- _WHAT THE TASK REQUIRES_: Could you print every record below exactly as it appears?

++++

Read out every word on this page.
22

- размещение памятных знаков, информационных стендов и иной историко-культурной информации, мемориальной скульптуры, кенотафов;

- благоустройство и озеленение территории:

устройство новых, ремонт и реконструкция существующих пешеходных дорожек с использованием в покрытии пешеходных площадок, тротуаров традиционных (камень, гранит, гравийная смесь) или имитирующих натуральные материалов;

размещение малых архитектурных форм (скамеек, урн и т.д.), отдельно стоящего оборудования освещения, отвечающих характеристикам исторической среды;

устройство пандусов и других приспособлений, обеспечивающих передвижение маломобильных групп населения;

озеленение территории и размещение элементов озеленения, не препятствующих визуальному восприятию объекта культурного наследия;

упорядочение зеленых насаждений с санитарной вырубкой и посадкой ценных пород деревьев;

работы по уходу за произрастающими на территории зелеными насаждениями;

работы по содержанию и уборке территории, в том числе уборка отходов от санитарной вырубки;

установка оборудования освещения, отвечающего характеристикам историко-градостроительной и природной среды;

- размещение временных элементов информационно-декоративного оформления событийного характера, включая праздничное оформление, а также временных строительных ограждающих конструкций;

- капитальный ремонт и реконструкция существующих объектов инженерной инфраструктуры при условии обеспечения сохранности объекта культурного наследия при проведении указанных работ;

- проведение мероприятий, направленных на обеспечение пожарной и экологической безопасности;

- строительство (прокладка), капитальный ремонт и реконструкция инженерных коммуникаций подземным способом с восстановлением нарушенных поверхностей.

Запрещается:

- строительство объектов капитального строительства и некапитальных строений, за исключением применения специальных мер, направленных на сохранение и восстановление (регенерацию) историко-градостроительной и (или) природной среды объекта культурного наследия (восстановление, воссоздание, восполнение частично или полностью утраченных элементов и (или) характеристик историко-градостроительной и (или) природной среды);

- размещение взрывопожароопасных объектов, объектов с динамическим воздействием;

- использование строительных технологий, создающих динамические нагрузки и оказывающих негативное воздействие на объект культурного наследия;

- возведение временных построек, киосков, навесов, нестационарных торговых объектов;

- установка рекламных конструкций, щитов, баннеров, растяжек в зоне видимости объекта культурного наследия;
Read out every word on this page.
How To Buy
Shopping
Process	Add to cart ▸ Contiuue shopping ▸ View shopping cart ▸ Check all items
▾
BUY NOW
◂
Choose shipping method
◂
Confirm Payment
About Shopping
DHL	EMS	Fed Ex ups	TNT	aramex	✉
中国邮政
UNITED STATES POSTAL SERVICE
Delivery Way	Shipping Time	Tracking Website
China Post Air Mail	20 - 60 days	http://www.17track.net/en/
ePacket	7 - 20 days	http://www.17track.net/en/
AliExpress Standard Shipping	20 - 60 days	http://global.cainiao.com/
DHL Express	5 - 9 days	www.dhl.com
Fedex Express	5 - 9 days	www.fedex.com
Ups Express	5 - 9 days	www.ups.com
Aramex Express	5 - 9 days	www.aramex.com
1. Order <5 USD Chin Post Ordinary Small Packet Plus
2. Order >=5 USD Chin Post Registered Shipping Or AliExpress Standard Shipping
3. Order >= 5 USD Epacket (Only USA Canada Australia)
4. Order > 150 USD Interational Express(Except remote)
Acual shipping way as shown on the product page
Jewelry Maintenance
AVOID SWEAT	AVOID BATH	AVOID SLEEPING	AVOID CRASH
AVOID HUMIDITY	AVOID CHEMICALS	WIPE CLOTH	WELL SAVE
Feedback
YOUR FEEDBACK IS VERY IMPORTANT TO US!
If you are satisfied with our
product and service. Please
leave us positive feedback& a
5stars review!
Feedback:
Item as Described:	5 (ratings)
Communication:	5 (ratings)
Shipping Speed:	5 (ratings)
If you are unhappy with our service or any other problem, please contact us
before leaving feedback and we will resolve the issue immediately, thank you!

++++

- _TASK RESULT_:
Read out every word on this page.
22

- размещение памятных знаков, информационных стендов и иной историко-культурной информации, мемориальной скульптуры, кенотафов;

- благоустройство и озеленение территории:

устройство новых, ремонт и реконструкция существующих пешеходных дорожек с использованием в покрытии пешеходных площадок, тротуаров традиционных (камень, гранит, гравийная смесь) или имитирующих натуральные материалов;

размещение малых архитектурных форм (скамеек, урн и т.д.), отдельно стоящего оборудования освещения, отвечающих характеристикам исторической среды;

устройство пандусов и других приспособлений, обеспечивающих передвижение маломобильных групп населения;

озеленение территории и размещение элементов озеленения, не препятствующих визуальному восприятию объекта культурного наследия;

упорядочение зеленых насаждений с санитарной вырубкой и посадкой ценных пород деревьев;

работы по уходу за произрастающими на территории зелеными насаждениями;

работы по содержанию и уборке территории, в том числе уборка отходов от санитарной вырубки;

установка оборудования освещения, отвечающего характеристикам историко-градостроительной и природной среды;

- размещение временных элементов информационно-декоративного оформления событийного характера, включая праздничное оформление, а также временных строительных ограждающих конструкций;

- капитальный ремонт и реконструкция существующих объектов инженерной инфраструктуры при условии обеспечения сохранности объекта культурного наследия при проведении указанных работ;

- проведение мероприятий, направленных на обеспечение пожарной и экологической безопасности;

- строительство (прокладка), капитальный ремонт и реконструкция инженерных коммуникаций подземным способом с восстановлением нарушенных поверхностей.

Запрещается:

- строительство объектов капитального строительства и некапитальных строений, за исключением применения специальных мер, направленных на сохранение и восстановление (регенерацию) историко-градостроительной и (или) природной среды объекта культурного наследия (восстановление, воссоздание, восполнение частично или полностью утраченных элементов и (или) характеристик историко-градостроительной и (или) природной среды);

- размещение взрывопожароопасных объектов, объектов с динамическим воздействием;

- использование строительных технологий, создающих динамические нагрузки и оказывающих негативное воздействие на объект культурного наследия;

- возведение временных построек, киосков, навесов, нестационарных торговых объектов;

- установка рекламных конструкций, щитов, баннеров, растяжек в зоне видимости объекта культурного наследия;
Read out every word on this page.
How To Buy
Shopping
Process	Add to cart ▸ Contiuue shopping ▸ View shopping cart ▸ Check all items
▾
BUY NOW
◂
Choose shipping method
◂
Confirm Payment
About Shopping
DHL	EMS	Fed Ex ups	TNT	aramex	✉
中国邮政
UNITED STATES POSTAL SERVICE
Delivery Way	Shipping Time	Tracking Website
China Post Air Mail	20 - 60 days	http://www.17track.net/en/
ePacket	7 - 20 days	http://www.17track.net/en/
AliExpress Standard Shipping	20 - 60 days	http://global.cainiao.com/
DHL Express	5 - 9 days	www.dhl.com
Fedex Express	5 - 9 days	www.fedex.com
Ups Express	5 - 9 days	www.ups.com
Aramex Express	5 - 9 days	www.aramex.com
1. Order <5 USD Chin Post Ordinary Small Packet Plus
2. Order >=5 USD Chin Post Registered Shipping Or AliExpress Standard Shipping
3. Order >= 5 USD Epacket (Only USA Canada Australia)
4. Order > 150 USD Interational Express(Except remote)
Acual shipping way as shown on the product page
Jewelry Maintenance
AVOID SWEAT	AVOID BATH	AVOID SLEEPING	AVOID CRASH
AVOID HUMIDITY	AVOID CHEMICALS	WIPE CLOTH	WELL SAVE
Feedback
YOUR FEEDBACK IS VERY IMPORTANT TO US!
If you are satisfied with our
product and service. Please
leave us positive feedback& a
5stars review!
Feedback:
Item as Described:	5 (ratings)
Communication:	5 (ratings)
Shipping Speed:	5 (ratings)
If you are unhappy with our service or any other problem, please contact us
before leaving feedback and we will resolve the issue immediately, thank you!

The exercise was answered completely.